[Task prompt]: Pull every line containing the word "ἐγχωρεῖ" from the records.

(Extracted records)
═══

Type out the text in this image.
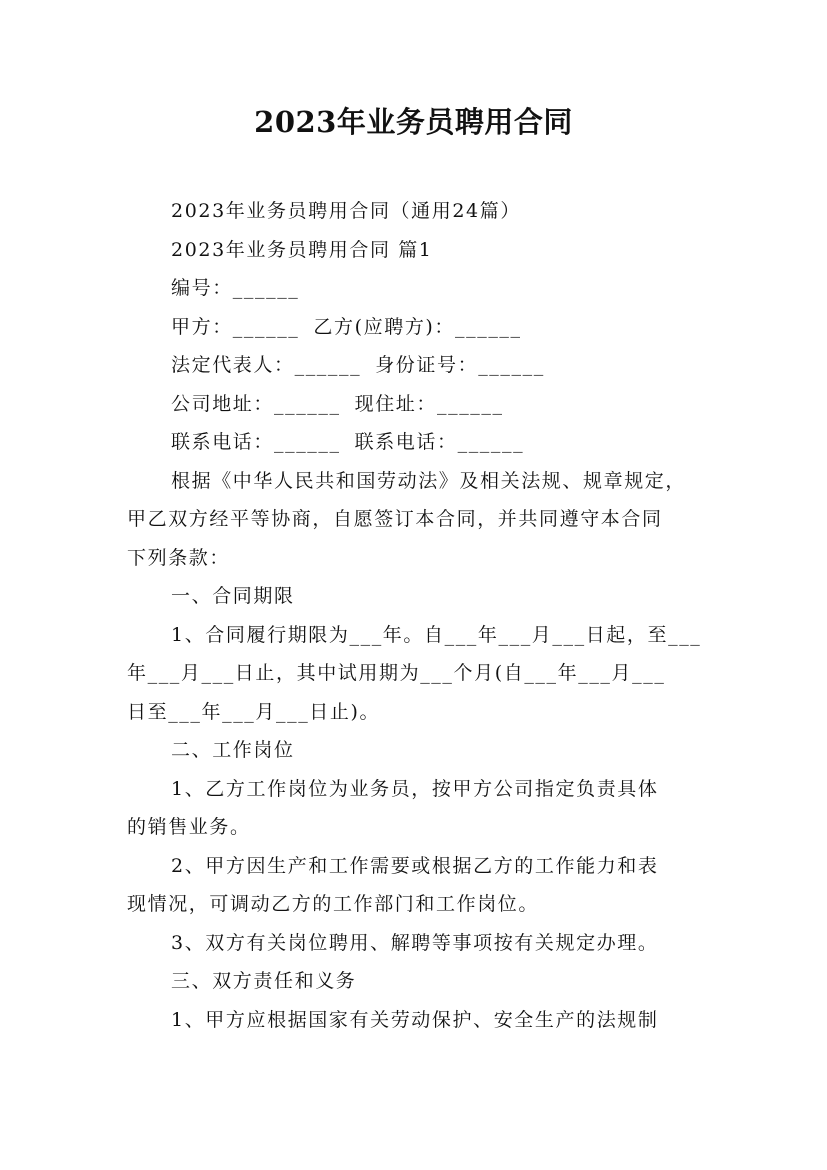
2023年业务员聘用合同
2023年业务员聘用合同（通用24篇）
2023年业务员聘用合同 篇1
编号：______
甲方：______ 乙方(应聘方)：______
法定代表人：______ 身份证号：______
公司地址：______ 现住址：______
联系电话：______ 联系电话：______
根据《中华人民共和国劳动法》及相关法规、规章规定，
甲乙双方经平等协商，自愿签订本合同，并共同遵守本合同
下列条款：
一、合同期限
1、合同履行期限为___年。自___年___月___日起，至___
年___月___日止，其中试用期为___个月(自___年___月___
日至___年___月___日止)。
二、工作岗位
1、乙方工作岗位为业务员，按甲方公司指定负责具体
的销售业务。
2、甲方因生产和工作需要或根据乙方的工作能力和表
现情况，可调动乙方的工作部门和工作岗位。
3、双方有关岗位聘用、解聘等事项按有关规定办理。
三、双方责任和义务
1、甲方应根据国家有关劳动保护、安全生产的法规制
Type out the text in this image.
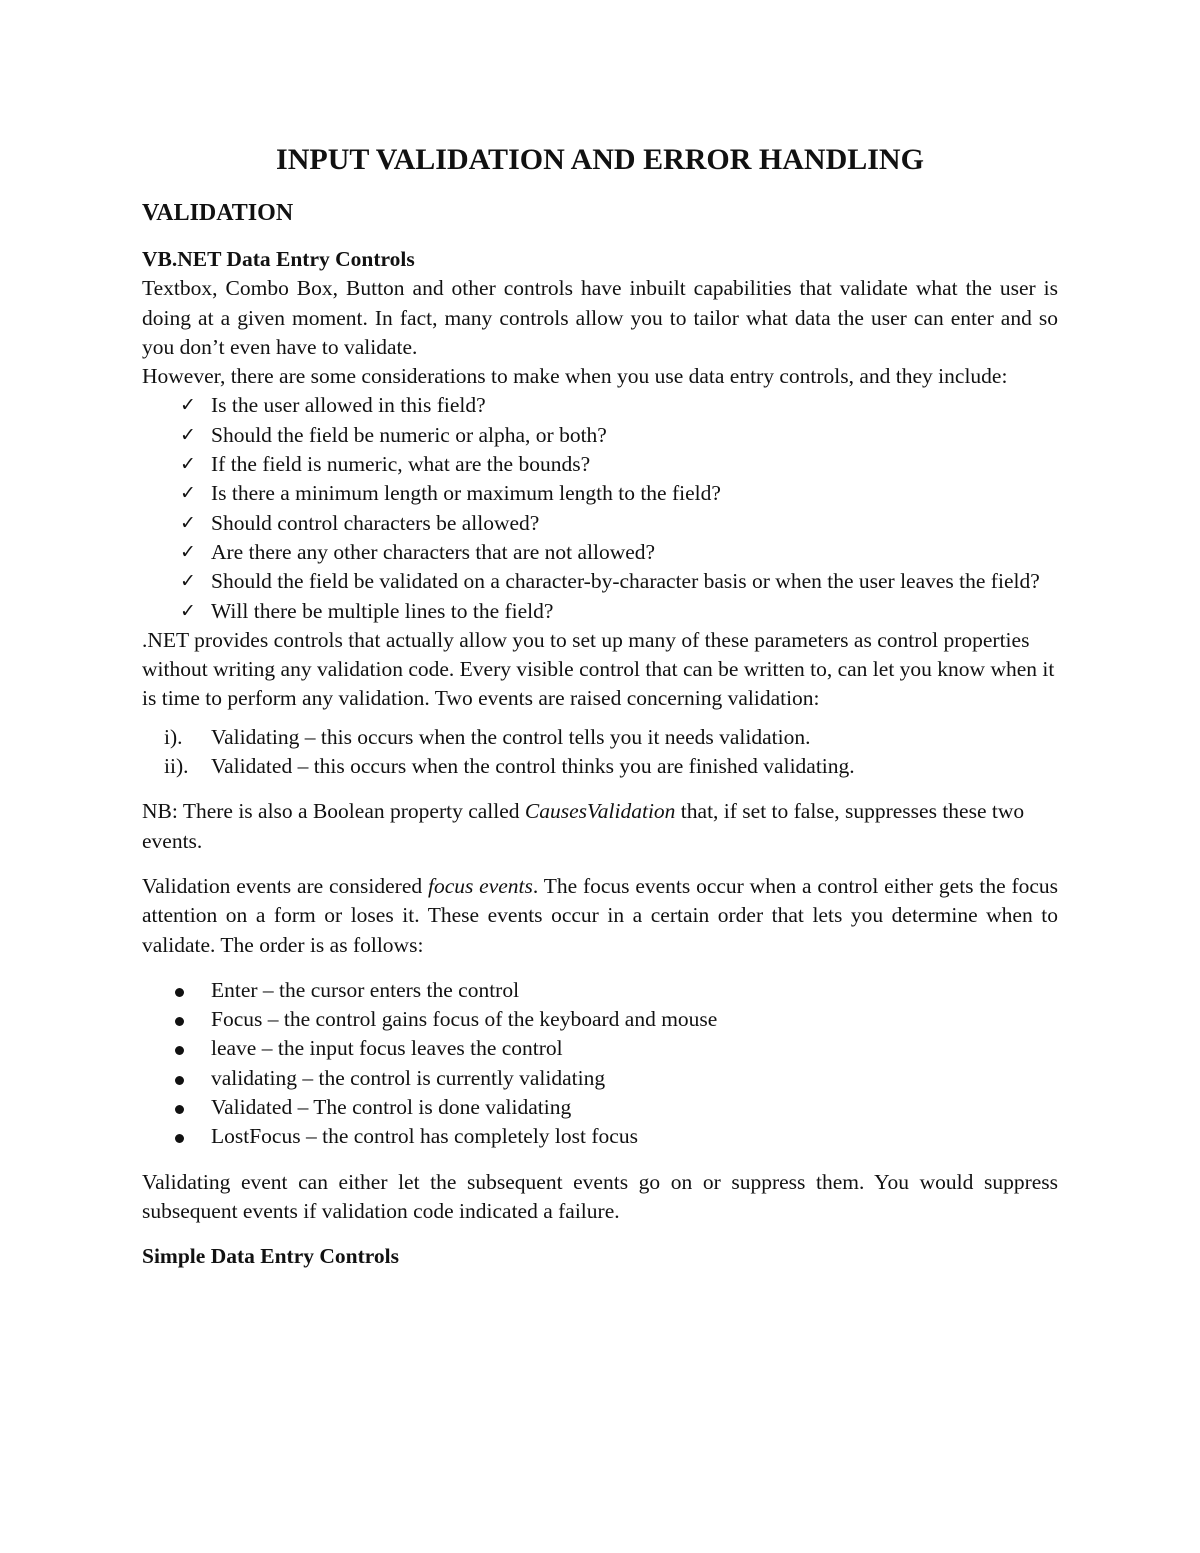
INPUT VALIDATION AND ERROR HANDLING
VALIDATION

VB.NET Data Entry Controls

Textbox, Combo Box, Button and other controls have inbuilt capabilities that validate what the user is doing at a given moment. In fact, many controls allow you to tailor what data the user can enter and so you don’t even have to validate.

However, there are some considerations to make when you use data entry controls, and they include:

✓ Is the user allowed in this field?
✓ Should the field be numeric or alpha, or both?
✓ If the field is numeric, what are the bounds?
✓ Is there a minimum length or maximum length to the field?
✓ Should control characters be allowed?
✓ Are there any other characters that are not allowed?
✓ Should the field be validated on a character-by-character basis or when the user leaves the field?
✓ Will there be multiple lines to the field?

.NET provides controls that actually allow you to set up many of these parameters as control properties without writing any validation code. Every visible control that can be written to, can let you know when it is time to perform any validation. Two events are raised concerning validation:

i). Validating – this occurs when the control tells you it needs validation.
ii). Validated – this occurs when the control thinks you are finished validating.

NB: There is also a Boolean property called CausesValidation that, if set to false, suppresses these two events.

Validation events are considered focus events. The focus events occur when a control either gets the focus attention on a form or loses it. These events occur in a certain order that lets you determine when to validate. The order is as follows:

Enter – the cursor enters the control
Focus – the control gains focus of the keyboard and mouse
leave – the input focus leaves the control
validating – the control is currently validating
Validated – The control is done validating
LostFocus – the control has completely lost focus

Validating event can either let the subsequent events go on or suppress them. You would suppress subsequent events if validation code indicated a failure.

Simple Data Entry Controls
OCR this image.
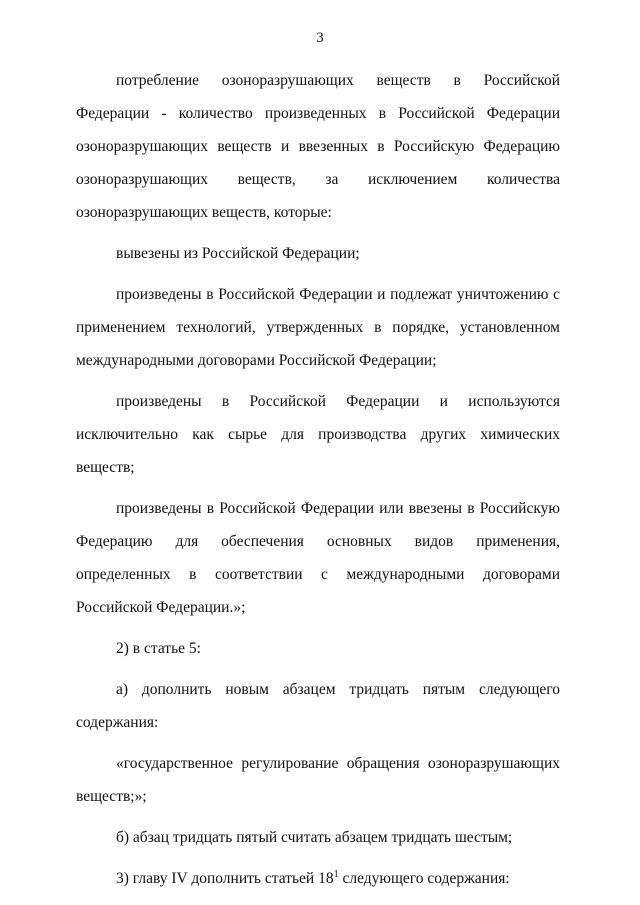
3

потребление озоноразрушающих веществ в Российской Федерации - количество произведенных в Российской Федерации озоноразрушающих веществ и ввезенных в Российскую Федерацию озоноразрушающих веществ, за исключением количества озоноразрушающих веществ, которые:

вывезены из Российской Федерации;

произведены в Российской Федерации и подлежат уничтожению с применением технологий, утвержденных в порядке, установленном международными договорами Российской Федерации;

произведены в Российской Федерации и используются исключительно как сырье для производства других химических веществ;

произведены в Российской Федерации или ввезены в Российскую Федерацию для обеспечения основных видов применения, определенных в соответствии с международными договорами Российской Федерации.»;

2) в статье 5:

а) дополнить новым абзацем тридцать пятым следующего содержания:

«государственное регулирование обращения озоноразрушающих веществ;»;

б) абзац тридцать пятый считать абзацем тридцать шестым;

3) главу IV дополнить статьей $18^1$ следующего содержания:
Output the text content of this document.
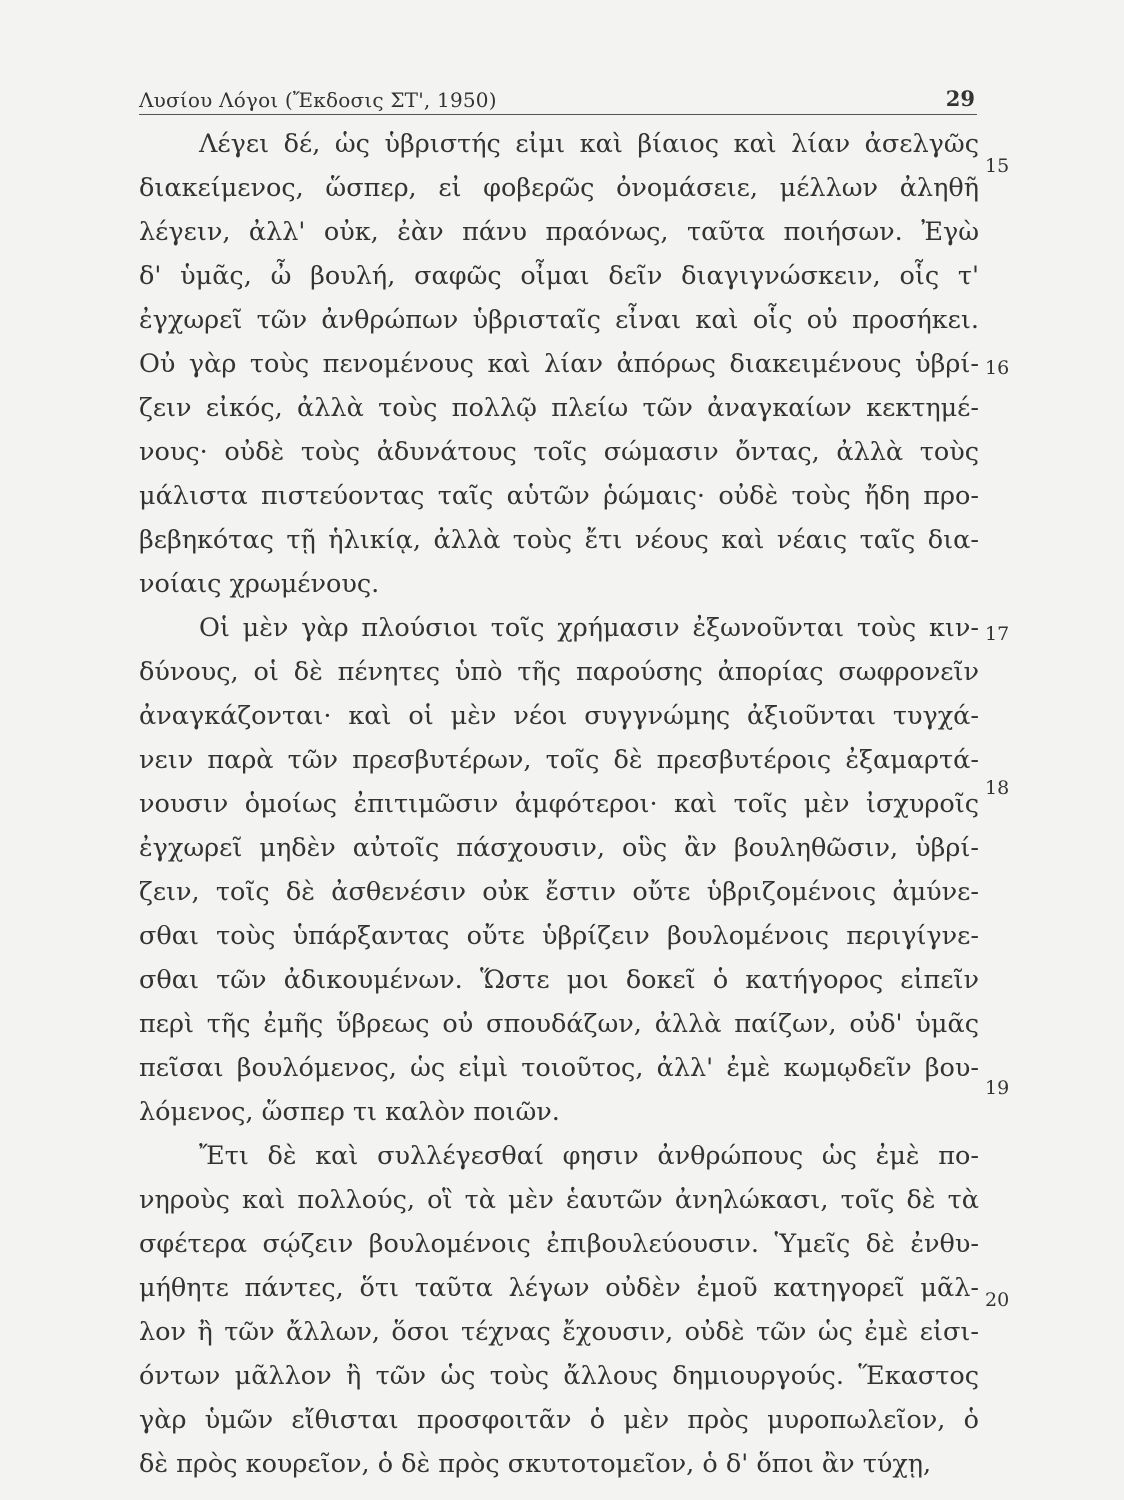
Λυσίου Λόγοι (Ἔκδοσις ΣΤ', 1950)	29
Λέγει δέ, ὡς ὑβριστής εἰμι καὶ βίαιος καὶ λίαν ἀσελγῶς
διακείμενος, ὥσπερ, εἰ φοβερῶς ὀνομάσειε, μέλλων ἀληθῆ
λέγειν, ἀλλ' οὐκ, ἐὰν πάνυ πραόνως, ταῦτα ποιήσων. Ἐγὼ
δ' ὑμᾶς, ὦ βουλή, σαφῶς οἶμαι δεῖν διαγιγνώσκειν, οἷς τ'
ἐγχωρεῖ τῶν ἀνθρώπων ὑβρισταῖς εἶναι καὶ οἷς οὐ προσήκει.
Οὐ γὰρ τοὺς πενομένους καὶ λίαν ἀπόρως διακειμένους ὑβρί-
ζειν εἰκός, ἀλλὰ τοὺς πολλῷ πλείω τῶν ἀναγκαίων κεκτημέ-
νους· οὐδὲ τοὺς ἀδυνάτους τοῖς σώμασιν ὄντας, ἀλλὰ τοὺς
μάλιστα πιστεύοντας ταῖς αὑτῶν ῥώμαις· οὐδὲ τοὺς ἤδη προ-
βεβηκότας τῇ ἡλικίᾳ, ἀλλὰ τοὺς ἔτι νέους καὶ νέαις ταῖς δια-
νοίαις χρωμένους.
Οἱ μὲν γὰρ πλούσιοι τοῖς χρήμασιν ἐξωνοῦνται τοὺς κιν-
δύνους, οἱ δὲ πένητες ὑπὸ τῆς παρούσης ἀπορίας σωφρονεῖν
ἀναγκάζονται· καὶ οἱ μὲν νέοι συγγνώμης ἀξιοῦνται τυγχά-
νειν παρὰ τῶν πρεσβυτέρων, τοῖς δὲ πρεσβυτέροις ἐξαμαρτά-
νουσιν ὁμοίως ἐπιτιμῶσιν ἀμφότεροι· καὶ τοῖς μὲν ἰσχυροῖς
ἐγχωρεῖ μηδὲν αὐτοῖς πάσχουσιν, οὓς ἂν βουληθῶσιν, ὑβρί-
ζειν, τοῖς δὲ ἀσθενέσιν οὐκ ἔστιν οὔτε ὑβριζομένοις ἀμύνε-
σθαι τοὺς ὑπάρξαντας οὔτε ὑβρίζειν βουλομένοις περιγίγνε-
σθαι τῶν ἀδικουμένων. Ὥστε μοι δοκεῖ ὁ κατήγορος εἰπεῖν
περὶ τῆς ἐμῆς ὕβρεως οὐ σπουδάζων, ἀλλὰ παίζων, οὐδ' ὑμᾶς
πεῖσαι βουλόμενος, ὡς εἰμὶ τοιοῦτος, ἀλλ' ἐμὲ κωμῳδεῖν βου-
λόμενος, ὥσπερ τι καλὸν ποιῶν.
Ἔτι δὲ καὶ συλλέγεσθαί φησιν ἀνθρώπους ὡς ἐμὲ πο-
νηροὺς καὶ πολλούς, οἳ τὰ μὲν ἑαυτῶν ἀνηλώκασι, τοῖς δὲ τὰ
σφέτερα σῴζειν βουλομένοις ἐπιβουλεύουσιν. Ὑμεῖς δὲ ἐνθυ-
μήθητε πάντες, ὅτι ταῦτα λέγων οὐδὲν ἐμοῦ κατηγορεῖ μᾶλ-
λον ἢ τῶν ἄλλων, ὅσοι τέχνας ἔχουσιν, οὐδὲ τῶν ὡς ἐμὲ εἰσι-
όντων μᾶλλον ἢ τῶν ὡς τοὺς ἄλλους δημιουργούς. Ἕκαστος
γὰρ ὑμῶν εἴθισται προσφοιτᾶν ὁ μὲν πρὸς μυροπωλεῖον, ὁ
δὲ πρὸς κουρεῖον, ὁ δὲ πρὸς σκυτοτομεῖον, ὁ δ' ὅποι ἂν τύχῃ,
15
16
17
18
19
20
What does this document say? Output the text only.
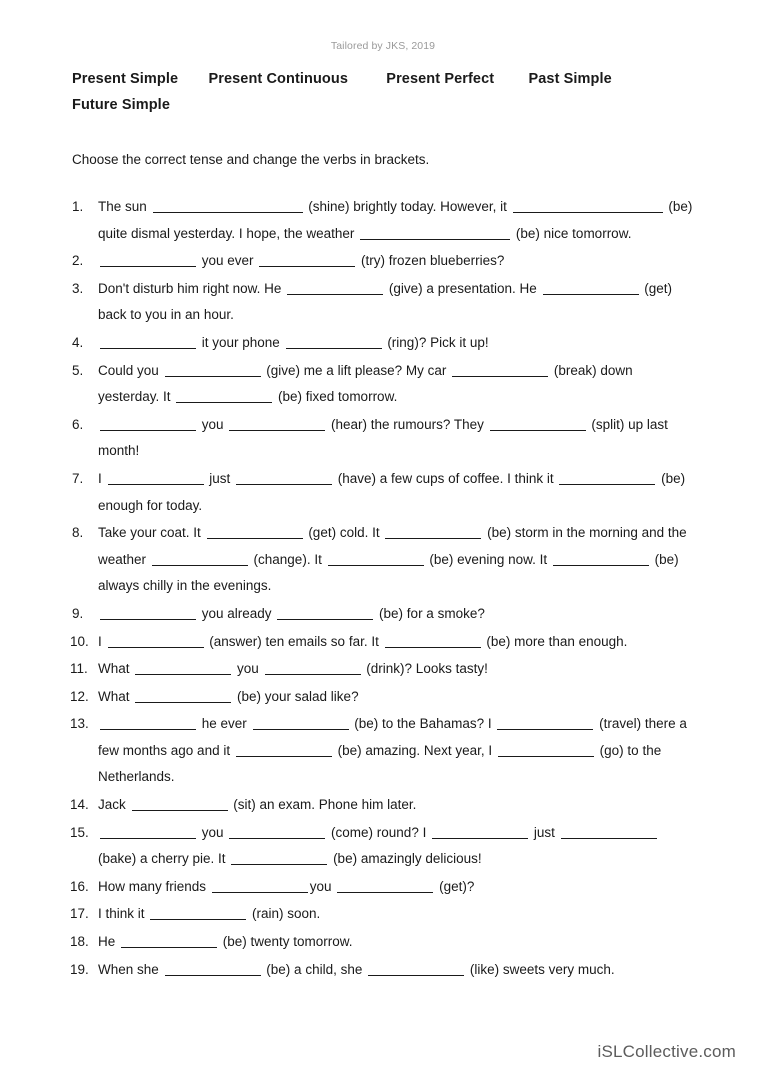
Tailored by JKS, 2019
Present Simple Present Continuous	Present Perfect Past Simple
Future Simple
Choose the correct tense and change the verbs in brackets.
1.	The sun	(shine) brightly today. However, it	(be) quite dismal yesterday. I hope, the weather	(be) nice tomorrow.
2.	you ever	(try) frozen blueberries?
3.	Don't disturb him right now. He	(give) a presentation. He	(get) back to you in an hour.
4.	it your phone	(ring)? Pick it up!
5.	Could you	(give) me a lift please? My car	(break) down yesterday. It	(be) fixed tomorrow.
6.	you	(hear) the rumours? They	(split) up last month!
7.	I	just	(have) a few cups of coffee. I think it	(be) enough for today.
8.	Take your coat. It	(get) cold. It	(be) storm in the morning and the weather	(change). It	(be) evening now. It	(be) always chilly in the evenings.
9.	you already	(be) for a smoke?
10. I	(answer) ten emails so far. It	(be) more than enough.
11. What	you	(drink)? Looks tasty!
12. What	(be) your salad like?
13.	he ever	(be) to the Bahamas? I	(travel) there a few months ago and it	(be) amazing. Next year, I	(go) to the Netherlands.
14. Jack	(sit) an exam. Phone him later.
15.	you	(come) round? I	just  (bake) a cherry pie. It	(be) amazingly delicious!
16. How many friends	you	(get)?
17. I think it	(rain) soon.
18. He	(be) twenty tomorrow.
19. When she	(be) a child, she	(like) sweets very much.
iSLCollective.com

═══

[Reply]:
ἐγχωρεῖ τῶν ἀνθρώπων ὑβρισταῖς εἶναι καὶ οἷς οὐ προσήκει.
ἐγχωρεῖ μηδὲν αὐτοῖς πάσχουσιν, οὓς ἂν βουληθῶσιν, ὑβρί-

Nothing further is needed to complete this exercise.